**Description of the task**. Working from the line that contains "Decode this image" down to the last line below, repeat each line exactly.

[Items from a figure collection]
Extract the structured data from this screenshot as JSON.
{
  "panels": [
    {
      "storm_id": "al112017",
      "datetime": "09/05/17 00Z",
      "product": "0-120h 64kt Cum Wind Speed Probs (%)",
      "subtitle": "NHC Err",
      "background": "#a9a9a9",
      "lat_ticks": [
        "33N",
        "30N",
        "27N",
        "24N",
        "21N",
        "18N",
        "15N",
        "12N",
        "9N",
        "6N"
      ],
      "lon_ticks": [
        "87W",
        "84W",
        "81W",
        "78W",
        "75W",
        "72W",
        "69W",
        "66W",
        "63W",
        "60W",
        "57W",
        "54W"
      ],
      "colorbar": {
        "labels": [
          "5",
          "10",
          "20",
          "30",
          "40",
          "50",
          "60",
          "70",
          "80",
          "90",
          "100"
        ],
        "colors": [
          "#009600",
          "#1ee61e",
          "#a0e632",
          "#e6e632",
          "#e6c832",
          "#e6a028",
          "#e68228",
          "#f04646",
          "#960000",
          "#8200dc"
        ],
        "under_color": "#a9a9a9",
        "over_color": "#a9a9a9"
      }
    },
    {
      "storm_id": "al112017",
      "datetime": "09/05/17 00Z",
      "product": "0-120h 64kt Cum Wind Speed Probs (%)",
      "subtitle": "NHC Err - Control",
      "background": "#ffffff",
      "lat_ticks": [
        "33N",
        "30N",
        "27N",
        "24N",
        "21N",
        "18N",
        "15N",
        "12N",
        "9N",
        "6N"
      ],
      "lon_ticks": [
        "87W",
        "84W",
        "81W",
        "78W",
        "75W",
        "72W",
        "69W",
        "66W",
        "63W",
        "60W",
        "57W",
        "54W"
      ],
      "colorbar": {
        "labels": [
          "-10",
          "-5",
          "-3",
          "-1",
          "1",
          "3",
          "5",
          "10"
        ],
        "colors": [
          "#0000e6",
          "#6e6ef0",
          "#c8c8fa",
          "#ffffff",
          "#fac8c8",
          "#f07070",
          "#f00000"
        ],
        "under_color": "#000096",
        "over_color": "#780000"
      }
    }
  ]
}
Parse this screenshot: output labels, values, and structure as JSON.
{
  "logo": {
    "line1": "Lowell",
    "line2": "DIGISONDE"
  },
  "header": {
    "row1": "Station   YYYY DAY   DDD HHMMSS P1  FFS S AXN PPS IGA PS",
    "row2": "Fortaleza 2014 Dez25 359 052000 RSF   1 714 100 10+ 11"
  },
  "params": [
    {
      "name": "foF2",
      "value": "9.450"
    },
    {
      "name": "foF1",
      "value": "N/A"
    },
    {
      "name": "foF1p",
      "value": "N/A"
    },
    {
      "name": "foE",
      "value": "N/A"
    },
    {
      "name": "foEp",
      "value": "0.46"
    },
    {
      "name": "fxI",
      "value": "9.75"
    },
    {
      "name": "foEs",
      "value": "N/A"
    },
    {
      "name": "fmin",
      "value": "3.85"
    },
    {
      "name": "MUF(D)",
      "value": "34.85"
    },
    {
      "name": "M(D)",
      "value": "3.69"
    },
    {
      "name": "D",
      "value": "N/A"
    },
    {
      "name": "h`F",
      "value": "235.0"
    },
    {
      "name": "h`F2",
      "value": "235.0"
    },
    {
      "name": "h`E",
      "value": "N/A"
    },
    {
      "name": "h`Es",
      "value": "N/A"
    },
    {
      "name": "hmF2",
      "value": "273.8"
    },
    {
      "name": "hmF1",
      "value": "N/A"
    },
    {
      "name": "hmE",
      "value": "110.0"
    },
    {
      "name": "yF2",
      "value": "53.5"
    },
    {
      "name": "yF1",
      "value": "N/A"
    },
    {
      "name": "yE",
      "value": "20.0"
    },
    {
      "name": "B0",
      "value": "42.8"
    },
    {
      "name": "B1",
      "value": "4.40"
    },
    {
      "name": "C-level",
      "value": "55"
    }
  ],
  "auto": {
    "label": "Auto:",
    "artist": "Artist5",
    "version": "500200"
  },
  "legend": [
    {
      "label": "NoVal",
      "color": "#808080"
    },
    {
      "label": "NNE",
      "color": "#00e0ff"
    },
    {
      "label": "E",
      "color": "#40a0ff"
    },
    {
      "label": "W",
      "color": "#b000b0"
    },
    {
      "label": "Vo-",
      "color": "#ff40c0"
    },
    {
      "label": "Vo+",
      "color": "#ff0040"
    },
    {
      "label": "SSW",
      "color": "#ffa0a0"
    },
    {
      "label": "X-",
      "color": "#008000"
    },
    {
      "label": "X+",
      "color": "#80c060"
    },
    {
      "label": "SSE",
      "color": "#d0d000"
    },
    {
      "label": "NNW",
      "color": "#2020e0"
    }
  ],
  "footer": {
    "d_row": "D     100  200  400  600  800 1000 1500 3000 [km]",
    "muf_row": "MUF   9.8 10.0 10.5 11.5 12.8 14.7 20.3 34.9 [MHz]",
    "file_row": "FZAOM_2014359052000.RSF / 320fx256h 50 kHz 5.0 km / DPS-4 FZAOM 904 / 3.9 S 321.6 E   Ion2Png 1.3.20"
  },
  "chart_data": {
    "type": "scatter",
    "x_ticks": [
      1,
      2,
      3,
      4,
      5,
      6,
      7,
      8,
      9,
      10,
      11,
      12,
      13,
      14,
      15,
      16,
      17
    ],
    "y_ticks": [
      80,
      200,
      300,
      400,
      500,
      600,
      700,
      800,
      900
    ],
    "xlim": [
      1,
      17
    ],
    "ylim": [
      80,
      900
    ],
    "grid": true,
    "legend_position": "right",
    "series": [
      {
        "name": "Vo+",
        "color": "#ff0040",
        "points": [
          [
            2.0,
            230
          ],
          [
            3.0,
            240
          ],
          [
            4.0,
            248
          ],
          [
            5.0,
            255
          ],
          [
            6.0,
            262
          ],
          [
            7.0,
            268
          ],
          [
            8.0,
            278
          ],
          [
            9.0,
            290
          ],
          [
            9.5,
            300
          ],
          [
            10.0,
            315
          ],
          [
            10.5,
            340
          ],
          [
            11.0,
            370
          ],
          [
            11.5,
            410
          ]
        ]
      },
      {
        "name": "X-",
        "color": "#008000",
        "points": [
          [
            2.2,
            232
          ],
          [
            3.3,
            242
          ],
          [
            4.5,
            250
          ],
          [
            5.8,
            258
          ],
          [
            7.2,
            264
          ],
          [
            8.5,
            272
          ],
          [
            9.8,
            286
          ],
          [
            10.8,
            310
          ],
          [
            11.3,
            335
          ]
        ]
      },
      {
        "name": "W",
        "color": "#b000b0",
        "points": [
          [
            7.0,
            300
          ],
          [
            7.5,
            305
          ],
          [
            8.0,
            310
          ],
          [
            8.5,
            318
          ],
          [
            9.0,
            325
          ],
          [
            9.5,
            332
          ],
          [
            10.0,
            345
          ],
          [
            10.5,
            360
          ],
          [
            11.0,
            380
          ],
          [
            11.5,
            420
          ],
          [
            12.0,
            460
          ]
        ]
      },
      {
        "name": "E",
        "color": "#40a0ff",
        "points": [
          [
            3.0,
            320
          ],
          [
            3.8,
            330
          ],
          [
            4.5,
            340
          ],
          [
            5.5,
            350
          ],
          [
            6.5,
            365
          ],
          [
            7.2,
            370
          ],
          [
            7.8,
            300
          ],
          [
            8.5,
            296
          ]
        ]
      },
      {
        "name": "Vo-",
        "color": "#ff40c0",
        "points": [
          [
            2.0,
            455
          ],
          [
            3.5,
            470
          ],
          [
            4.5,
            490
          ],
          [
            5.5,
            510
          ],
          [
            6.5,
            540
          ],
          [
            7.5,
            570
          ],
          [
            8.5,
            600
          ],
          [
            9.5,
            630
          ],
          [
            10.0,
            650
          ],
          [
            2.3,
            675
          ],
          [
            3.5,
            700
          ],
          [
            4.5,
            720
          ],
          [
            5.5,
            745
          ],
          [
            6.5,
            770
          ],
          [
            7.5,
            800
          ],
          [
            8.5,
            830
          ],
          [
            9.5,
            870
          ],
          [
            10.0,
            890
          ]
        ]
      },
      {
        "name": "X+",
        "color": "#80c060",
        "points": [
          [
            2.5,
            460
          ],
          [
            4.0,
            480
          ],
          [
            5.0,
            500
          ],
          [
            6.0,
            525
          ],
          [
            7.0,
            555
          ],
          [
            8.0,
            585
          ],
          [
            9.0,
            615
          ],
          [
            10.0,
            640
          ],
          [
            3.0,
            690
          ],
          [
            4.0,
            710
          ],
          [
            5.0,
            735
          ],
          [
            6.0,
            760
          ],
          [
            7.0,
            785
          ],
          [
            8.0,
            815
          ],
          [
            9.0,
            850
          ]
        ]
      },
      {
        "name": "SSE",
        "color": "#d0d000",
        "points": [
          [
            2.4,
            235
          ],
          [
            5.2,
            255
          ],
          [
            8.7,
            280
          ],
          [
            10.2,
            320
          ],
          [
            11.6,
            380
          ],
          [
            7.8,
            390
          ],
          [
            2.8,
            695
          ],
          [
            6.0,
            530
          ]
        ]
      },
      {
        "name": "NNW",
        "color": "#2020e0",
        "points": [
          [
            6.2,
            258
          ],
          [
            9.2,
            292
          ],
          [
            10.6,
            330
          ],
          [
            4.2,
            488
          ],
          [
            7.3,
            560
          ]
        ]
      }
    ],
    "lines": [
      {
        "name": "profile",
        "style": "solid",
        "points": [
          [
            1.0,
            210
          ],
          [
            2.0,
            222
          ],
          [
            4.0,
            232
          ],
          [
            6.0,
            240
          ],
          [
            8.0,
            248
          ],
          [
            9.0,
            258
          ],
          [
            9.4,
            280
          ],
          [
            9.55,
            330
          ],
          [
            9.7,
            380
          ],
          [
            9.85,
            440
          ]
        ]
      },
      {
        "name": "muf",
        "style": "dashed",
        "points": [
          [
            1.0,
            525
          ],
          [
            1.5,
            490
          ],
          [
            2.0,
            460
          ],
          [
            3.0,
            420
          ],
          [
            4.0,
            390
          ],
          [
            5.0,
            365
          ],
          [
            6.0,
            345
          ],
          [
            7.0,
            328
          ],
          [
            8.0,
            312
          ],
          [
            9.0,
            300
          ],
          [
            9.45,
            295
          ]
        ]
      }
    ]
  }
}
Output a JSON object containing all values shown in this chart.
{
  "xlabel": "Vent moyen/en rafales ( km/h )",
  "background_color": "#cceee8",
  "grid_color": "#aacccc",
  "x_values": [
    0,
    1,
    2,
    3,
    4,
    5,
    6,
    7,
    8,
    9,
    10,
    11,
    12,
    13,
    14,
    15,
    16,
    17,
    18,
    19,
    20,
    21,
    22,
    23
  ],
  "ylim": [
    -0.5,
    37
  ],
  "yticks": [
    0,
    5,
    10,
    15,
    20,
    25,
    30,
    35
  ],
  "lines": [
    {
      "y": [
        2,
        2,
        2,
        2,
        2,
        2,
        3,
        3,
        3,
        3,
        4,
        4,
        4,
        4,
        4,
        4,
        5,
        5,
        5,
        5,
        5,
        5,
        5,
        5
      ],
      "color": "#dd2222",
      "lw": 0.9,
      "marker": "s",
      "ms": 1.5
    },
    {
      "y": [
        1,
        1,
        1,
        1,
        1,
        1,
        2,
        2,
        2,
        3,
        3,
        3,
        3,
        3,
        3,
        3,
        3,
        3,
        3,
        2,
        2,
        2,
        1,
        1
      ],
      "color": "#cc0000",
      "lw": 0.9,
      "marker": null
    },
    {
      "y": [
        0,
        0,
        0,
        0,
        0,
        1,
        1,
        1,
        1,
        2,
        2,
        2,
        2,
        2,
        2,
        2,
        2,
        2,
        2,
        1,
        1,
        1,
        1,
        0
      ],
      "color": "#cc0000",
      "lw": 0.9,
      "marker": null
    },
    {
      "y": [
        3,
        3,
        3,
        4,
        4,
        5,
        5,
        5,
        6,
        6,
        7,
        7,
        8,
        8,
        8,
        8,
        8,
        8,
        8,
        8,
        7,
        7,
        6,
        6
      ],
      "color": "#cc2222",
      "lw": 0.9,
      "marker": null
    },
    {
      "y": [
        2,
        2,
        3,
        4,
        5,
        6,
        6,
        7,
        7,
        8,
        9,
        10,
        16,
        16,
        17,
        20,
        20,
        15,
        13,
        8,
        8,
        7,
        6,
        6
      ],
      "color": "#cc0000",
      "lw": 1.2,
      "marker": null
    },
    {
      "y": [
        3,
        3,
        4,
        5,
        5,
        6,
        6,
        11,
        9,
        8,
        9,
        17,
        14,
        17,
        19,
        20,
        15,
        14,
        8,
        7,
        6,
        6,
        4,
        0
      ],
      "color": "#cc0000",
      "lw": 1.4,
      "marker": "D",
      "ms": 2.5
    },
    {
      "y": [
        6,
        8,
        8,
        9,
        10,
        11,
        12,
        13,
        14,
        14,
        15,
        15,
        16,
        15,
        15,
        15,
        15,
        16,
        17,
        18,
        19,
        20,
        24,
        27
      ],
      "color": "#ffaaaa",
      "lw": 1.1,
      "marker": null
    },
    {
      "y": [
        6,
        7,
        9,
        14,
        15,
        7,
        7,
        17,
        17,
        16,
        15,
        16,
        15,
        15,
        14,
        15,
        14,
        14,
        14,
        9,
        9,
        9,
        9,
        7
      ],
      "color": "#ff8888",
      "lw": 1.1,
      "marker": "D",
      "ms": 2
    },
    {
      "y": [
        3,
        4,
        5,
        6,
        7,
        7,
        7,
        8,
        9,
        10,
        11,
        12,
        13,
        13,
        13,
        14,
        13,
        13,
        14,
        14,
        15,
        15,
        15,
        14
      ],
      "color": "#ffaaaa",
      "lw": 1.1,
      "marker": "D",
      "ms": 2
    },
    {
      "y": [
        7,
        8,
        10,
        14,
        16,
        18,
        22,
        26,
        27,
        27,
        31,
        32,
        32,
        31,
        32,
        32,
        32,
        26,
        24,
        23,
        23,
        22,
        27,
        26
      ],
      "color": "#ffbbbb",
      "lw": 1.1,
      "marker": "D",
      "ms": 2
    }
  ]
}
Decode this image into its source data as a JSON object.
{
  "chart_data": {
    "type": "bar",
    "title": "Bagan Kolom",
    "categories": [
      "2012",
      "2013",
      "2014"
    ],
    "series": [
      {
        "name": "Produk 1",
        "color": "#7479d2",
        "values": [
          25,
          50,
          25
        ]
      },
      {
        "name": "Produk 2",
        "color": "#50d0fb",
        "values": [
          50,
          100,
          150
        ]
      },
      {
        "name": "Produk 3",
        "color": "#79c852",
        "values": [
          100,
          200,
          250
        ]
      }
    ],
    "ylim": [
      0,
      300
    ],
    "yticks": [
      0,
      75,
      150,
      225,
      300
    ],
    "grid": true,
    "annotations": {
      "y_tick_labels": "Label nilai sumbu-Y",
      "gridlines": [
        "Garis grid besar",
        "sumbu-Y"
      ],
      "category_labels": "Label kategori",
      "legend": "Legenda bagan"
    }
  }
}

**Task solution**.
Decode this image into its source data as a JSON object.
{
  "chart_data": {
    "type": "bar",
    "title": "Bagan Kolom",
    "categories": [
      "2012",
      "2013",
      "2014"
    ],
    "series": [
      {
        "name": "Produk 1",
        "color": "#7479d2",
        "values": [
          25,
          50,
          25
        ]
      },
      {
        "name": "Produk 2",
        "color": "#50d0fb",
        "values": [
          50,
          100,
          150
        ]
      },
      {
        "name": "Produk 3",
        "color": "#79c852",
        "values": [
          100,
          200,
          250
        ]
      }
    ],
    "ylim": [
      0,
      300
    ],
    "yticks": [
      0,
      75,
      150,
      225,
      300
    ],
    "grid": true,
    "annotations": {
      "y_tick_labels": "Label nilai sumbu-Y",
      "gridlines": [
        "Garis grid besar",
        "sumbu-Y"
      ],
      "category_labels": "Label kategori",
      "legend": "Legenda bagan"
    }
  }
}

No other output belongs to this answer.